╭─ Excerpted data

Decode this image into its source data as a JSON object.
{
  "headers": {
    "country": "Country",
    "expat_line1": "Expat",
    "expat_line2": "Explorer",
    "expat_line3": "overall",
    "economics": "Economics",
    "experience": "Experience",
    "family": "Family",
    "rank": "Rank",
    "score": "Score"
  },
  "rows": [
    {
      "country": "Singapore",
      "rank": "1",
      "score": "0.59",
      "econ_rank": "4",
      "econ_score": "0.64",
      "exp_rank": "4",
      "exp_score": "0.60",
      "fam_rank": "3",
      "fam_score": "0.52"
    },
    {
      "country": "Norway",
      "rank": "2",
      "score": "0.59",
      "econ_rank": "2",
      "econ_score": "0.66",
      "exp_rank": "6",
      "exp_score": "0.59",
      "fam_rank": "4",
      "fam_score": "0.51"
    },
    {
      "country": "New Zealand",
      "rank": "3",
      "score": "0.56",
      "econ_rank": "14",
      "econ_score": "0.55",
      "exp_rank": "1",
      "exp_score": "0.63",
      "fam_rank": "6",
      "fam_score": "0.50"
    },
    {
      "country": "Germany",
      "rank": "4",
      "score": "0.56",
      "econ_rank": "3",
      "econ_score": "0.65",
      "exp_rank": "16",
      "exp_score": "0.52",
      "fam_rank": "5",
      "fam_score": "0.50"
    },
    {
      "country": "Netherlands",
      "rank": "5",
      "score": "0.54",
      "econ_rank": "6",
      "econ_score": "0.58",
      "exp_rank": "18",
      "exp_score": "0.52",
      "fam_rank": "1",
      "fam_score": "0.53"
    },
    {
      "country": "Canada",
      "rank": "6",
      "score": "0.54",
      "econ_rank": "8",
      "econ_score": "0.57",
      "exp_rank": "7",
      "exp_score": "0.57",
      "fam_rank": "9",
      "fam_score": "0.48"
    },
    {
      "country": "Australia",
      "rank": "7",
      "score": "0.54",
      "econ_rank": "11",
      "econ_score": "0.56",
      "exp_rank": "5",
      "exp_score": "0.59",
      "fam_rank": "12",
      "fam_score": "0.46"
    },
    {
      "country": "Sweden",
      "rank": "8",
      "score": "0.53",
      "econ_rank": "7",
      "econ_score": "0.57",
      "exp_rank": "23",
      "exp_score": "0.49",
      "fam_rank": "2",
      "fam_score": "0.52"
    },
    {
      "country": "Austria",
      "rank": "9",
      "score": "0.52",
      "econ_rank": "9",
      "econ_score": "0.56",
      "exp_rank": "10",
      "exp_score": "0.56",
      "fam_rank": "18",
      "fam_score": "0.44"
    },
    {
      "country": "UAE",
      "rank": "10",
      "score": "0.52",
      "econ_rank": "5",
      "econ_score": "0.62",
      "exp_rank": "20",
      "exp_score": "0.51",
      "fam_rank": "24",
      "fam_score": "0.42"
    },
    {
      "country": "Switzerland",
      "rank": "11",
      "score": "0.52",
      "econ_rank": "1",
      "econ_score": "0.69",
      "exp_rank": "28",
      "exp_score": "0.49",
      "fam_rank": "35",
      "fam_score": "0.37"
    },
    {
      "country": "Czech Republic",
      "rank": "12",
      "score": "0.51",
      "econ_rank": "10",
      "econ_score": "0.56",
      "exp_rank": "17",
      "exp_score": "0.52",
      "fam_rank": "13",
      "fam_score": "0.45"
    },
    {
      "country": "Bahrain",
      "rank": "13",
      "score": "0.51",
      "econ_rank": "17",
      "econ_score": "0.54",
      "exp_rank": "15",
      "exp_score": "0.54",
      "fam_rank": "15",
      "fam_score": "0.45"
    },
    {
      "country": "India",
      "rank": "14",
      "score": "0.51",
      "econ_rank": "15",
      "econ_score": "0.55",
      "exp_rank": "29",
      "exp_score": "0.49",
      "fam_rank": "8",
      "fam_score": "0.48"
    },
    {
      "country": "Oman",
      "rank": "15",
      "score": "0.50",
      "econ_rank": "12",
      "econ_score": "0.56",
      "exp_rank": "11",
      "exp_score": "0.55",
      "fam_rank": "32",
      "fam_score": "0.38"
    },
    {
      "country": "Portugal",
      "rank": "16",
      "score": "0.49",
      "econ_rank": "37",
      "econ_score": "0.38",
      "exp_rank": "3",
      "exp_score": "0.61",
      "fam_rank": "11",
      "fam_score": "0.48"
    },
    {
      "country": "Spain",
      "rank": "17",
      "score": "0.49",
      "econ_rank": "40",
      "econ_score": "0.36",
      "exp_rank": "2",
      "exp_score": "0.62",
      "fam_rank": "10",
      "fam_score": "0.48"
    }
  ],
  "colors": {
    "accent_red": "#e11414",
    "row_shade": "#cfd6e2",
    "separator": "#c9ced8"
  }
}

╰─

Task directions – Output the data above exactly, please, line for line.

Answer for this exercise –
Decode this image into its source data as a JSON object.
{
  "headers": {
    "country": "Country",
    "expat_line1": "Expat",
    "expat_line2": "Explorer",
    "expat_line3": "overall",
    "economics": "Economics",
    "experience": "Experience",
    "family": "Family",
    "rank": "Rank",
    "score": "Score"
  },
  "rows": [
    {
      "country": "Singapore",
      "rank": "1",
      "score": "0.59",
      "econ_rank": "4",
      "econ_score": "0.64",
      "exp_rank": "4",
      "exp_score": "0.60",
      "fam_rank": "3",
      "fam_score": "0.52"
    },
    {
      "country": "Norway",
      "rank": "2",
      "score": "0.59",
      "econ_rank": "2",
      "econ_score": "0.66",
      "exp_rank": "6",
      "exp_score": "0.59",
      "fam_rank": "4",
      "fam_score": "0.51"
    },
    {
      "country": "New Zealand",
      "rank": "3",
      "score": "0.56",
      "econ_rank": "14",
      "econ_score": "0.55",
      "exp_rank": "1",
      "exp_score": "0.63",
      "fam_rank": "6",
      "fam_score": "0.50"
    },
    {
      "country": "Germany",
      "rank": "4",
      "score": "0.56",
      "econ_rank": "3",
      "econ_score": "0.65",
      "exp_rank": "16",
      "exp_score": "0.52",
      "fam_rank": "5",
      "fam_score": "0.50"
    },
    {
      "country": "Netherlands",
      "rank": "5",
      "score": "0.54",
      "econ_rank": "6",
      "econ_score": "0.58",
      "exp_rank": "18",
      "exp_score": "0.52",
      "fam_rank": "1",
      "fam_score": "0.53"
    },
    {
      "country": "Canada",
      "rank": "6",
      "score": "0.54",
      "econ_rank": "8",
      "econ_score": "0.57",
      "exp_rank": "7",
      "exp_score": "0.57",
      "fam_rank": "9",
      "fam_score": "0.48"
    },
    {
      "country": "Australia",
      "rank": "7",
      "score": "0.54",
      "econ_rank": "11",
      "econ_score": "0.56",
      "exp_rank": "5",
      "exp_score": "0.59",
      "fam_rank": "12",
      "fam_score": "0.46"
    },
    {
      "country": "Sweden",
      "rank": "8",
      "score": "0.53",
      "econ_rank": "7",
      "econ_score": "0.57",
      "exp_rank": "23",
      "exp_score": "0.49",
      "fam_rank": "2",
      "fam_score": "0.52"
    },
    {
      "country": "Austria",
      "rank": "9",
      "score": "0.52",
      "econ_rank": "9",
      "econ_score": "0.56",
      "exp_rank": "10",
      "exp_score": "0.56",
      "fam_rank": "18",
      "fam_score": "0.44"
    },
    {
      "country": "UAE",
      "rank": "10",
      "score": "0.52",
      "econ_rank": "5",
      "econ_score": "0.62",
      "exp_rank": "20",
      "exp_score": "0.51",
      "fam_rank": "24",
      "fam_score": "0.42"
    },
    {
      "country": "Switzerland",
      "rank": "11",
      "score": "0.52",
      "econ_rank": "1",
      "econ_score": "0.69",
      "exp_rank": "28",
      "exp_score": "0.49",
      "fam_rank": "35",
      "fam_score": "0.37"
    },
    {
      "country": "Czech Republic",
      "rank": "12",
      "score": "0.51",
      "econ_rank": "10",
      "econ_score": "0.56",
      "exp_rank": "17",
      "exp_score": "0.52",
      "fam_rank": "13",
      "fam_score": "0.45"
    },
    {
      "country": "Bahrain",
      "rank": "13",
      "score": "0.51",
      "econ_rank": "17",
      "econ_score": "0.54",
      "exp_rank": "15",
      "exp_score": "0.54",
      "fam_rank": "15",
      "fam_score": "0.45"
    },
    {
      "country": "India",
      "rank": "14",
      "score": "0.51",
      "econ_rank": "15",
      "econ_score": "0.55",
      "exp_rank": "29",
      "exp_score": "0.49",
      "fam_rank": "8",
      "fam_score": "0.48"
    },
    {
      "country": "Oman",
      "rank": "15",
      "score": "0.50",
      "econ_rank": "12",
      "econ_score": "0.56",
      "exp_rank": "11",
      "exp_score": "0.55",
      "fam_rank": "32",
      "fam_score": "0.38"
    },
    {
      "country": "Portugal",
      "rank": "16",
      "score": "0.49",
      "econ_rank": "37",
      "econ_score": "0.38",
      "exp_rank": "3",
      "exp_score": "0.61",
      "fam_rank": "11",
      "fam_score": "0.48"
    },
    {
      "country": "Spain",
      "rank": "17",
      "score": "0.49",
      "econ_rank": "40",
      "econ_score": "0.36",
      "exp_rank": "2",
      "exp_score": "0.62",
      "fam_rank": "10",
      "fam_score": "0.48"
    }
  ],
  "colors": {
    "accent_red": "#e11414",
    "row_shade": "#cfd6e2",
    "separator": "#c9ced8"
  }
}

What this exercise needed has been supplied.